> [Work required] Pull out every line containing the string "ἄκρον".
-------
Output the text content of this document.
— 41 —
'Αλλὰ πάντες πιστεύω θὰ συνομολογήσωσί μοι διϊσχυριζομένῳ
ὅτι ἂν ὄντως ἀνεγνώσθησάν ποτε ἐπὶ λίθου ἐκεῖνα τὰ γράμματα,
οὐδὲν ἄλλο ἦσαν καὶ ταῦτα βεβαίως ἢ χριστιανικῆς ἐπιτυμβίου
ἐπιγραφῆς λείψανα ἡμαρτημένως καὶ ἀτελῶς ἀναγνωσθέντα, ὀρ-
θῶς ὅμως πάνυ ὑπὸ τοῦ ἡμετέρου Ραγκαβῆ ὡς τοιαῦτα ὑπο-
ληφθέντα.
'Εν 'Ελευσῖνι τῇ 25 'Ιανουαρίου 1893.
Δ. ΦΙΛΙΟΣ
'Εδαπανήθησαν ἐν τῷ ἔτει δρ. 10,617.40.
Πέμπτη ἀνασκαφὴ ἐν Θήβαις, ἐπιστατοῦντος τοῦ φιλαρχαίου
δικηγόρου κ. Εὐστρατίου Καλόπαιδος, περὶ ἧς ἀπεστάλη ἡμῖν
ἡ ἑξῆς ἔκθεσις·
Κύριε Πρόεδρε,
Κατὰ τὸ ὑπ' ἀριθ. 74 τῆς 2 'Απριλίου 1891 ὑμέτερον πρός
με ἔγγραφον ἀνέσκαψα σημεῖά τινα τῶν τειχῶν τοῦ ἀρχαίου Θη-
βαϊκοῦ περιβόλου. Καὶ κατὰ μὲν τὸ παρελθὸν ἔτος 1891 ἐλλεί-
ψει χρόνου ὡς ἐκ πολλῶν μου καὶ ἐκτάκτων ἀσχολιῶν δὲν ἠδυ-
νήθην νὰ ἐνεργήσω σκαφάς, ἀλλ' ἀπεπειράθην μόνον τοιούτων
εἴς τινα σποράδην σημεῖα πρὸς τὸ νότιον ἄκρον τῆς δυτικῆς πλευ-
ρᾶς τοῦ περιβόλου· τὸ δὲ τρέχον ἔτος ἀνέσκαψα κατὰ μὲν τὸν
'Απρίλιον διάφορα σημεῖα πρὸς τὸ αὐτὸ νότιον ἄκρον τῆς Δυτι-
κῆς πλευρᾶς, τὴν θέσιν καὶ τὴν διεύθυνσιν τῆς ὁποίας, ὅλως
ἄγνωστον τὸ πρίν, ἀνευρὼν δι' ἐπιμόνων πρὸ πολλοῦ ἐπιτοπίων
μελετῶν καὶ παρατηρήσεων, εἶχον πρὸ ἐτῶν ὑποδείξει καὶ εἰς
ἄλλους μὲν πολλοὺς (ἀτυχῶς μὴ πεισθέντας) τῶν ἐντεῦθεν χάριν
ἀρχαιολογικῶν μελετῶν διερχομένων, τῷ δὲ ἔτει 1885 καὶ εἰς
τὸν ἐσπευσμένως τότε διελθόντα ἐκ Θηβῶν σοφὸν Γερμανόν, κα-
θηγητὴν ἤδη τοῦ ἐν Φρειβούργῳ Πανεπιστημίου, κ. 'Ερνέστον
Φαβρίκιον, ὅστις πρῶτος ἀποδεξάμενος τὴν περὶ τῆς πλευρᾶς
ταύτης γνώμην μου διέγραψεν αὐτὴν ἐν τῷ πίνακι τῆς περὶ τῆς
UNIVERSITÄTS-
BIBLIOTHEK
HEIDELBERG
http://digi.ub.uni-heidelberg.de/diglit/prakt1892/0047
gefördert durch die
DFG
-------
> [Output of the exercise]
εἴς τινα σποράδην σημεῖα πρὸς τὸ νότιον ἄκρον τῆς δυτικῆς πλευ-
'Απρίλιον διάφορα σημεῖα πρὸς τὸ αὐτὸ νότιον ἄκρον τῆς Δυτι-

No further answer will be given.